== PROBLEM DESCRIPTION ==
Retype each record below word for word. Leave the pictures out.

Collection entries

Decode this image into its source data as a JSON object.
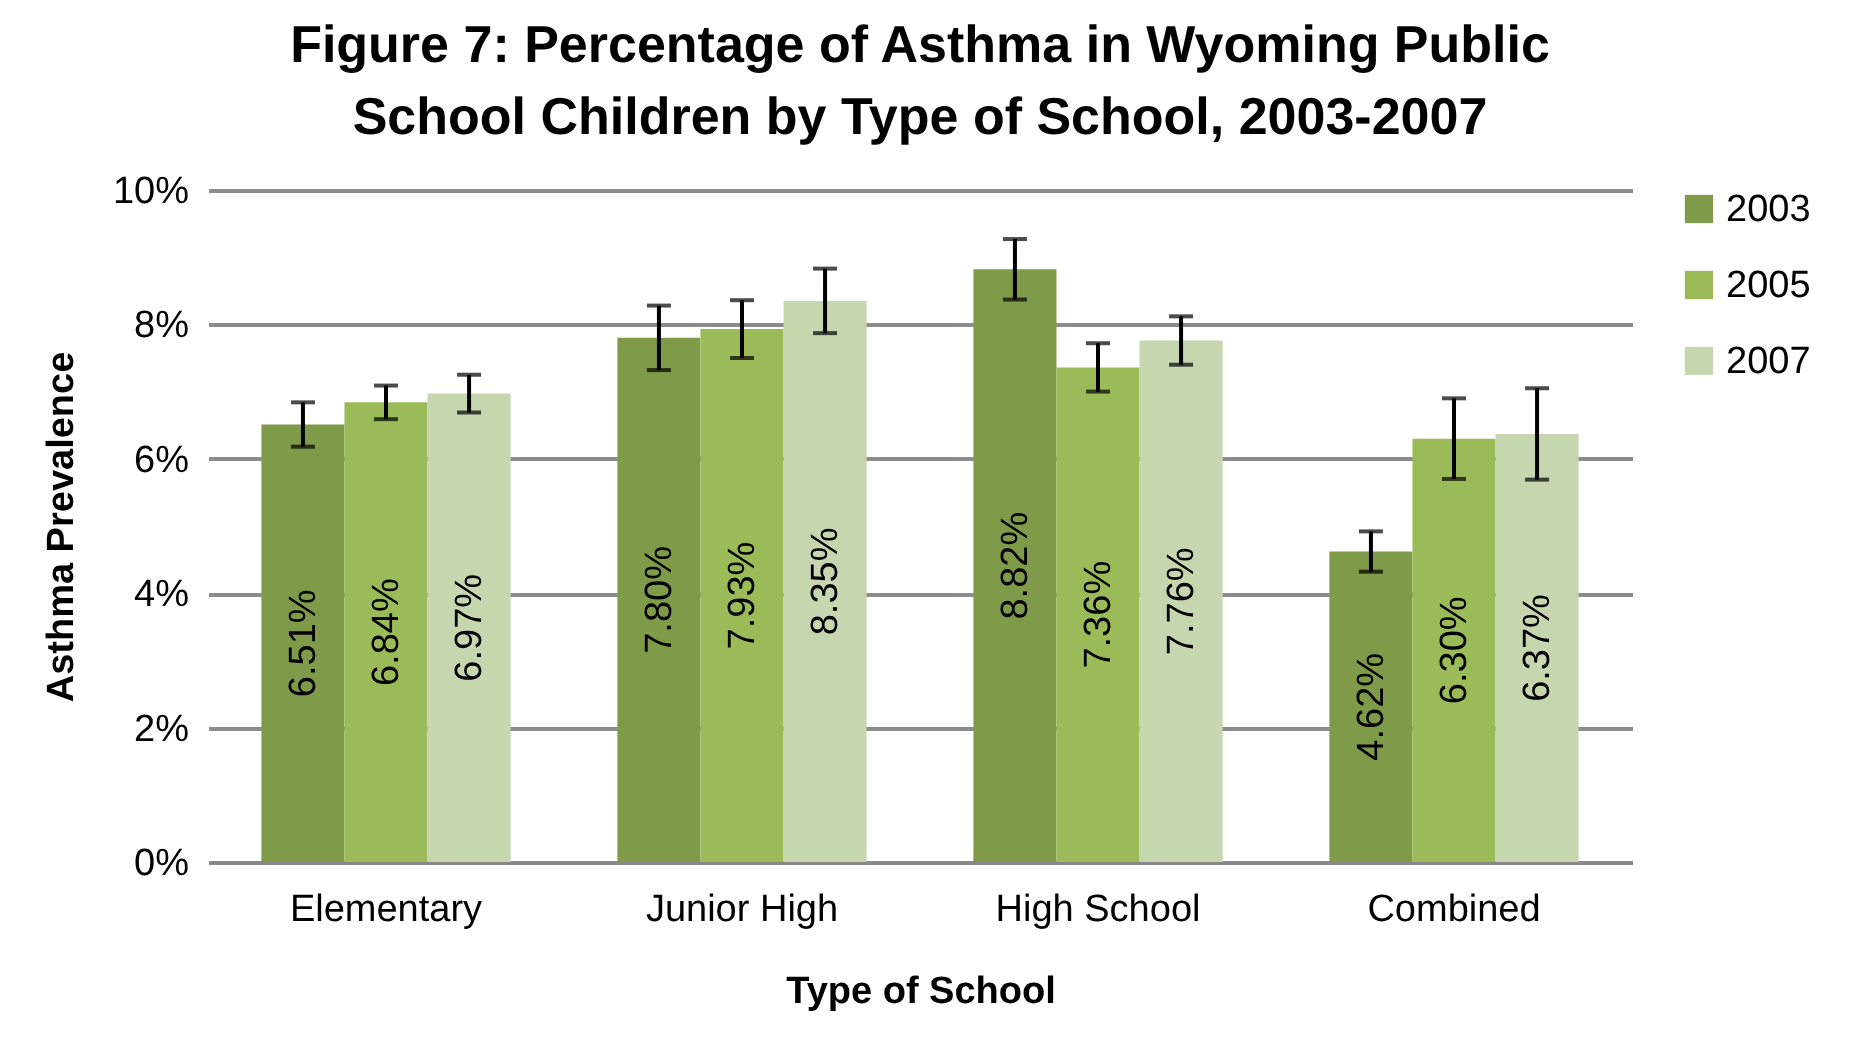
{
  "chart_data": {
    "type": "bar",
    "title": "Figure 7: Percentage of Asthma in Wyoming Public School Children by Type of School, 2003-2007",
    "xlabel": "Type of School",
    "ylabel": "Asthma Prevalence",
    "categories": [
      "Elementary",
      "Junior High",
      "High School",
      "Combined"
    ],
    "series": [
      {
        "name": "2003",
        "color": "#7f9a48",
        "values": [
          6.51,
          7.8,
          8.82,
          4.62
        ],
        "errors": [
          0.33,
          0.48,
          0.45,
          0.3
        ],
        "value_labels": [
          "6.51%",
          "7.80%",
          "8.82%",
          "4.62%"
        ]
      },
      {
        "name": "2005",
        "color": "#9bbb59",
        "values": [
          6.84,
          7.93,
          7.36,
          6.3
        ],
        "errors": [
          0.25,
          0.43,
          0.36,
          0.6
        ],
        "value_labels": [
          "6.84%",
          "7.93%",
          "7.36%",
          "6.30%"
        ]
      },
      {
        "name": "2007",
        "color": "#c6d7b0",
        "values": [
          6.97,
          8.35,
          7.76,
          6.37
        ],
        "errors": [
          0.28,
          0.48,
          0.36,
          0.68
        ],
        "value_labels": [
          "6.97%",
          "8.35%",
          "7.76%",
          "6.37%"
        ]
      }
    ],
    "ylim": [
      0,
      10
    ],
    "yticks": [
      {
        "value": 0,
        "label": "0%"
      },
      {
        "value": 2,
        "label": "2%"
      },
      {
        "value": 4,
        "label": "4%"
      },
      {
        "value": 6,
        "label": "6%"
      },
      {
        "value": 8,
        "label": "8%"
      },
      {
        "value": 10,
        "label": "10%"
      }
    ],
    "grid": "y",
    "legend": "right"
  }
}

== WRITTEN ANSWER ==
Decode this image into its source data as a JSON object.
{
  "chart_data": {
    "type": "bar",
    "title": "Figure 7: Percentage of Asthma in Wyoming Public School Children by Type of School, 2003-2007",
    "xlabel": "Type of School",
    "ylabel": "Asthma Prevalence",
    "categories": [
      "Elementary",
      "Junior High",
      "High School",
      "Combined"
    ],
    "series": [
      {
        "name": "2003",
        "color": "#7f9a48",
        "values": [
          6.51,
          7.8,
          8.82,
          4.62
        ],
        "errors": [
          0.33,
          0.48,
          0.45,
          0.3
        ],
        "value_labels": [
          "6.51%",
          "7.80%",
          "8.82%",
          "4.62%"
        ]
      },
      {
        "name": "2005",
        "color": "#9bbb59",
        "values": [
          6.84,
          7.93,
          7.36,
          6.3
        ],
        "errors": [
          0.25,
          0.43,
          0.36,
          0.6
        ],
        "value_labels": [
          "6.84%",
          "7.93%",
          "7.36%",
          "6.30%"
        ]
      },
      {
        "name": "2007",
        "color": "#c6d7b0",
        "values": [
          6.97,
          8.35,
          7.76,
          6.37
        ],
        "errors": [
          0.28,
          0.48,
          0.36,
          0.68
        ],
        "value_labels": [
          "6.97%",
          "8.35%",
          "7.76%",
          "6.37%"
        ]
      }
    ],
    "ylim": [
      0,
      10
    ],
    "yticks": [
      {
        "value": 0,
        "label": "0%"
      },
      {
        "value": 2,
        "label": "2%"
      },
      {
        "value": 4,
        "label": "4%"
      },
      {
        "value": 6,
        "label": "6%"
      },
      {
        "value": 8,
        "label": "8%"
      },
      {
        "value": 10,
        "label": "10%"
      }
    ],
    "grid": "y",
    "legend": "right"
  }
}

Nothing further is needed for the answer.